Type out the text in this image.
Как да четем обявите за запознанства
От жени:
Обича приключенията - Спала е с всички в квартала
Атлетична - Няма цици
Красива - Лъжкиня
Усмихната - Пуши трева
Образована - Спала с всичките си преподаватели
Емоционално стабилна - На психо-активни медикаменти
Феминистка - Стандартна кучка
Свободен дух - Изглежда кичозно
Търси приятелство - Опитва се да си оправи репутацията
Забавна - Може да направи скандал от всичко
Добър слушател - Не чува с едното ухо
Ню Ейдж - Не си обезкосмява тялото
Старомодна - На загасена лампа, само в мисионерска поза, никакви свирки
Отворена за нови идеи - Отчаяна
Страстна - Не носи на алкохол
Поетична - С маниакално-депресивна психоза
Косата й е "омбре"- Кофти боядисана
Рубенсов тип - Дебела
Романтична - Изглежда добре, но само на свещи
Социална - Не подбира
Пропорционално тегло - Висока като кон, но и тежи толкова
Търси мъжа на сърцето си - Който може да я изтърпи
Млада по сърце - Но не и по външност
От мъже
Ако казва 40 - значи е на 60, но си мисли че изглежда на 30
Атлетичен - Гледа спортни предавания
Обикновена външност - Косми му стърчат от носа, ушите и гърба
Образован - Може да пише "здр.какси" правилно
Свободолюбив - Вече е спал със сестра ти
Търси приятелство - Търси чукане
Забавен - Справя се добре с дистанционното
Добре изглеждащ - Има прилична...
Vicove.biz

========================================

OBJECTIVE ▸ In how many lines does the word "външност" appear? Respond with the number alone.

ANSWER FOR THE TASK ▸ 2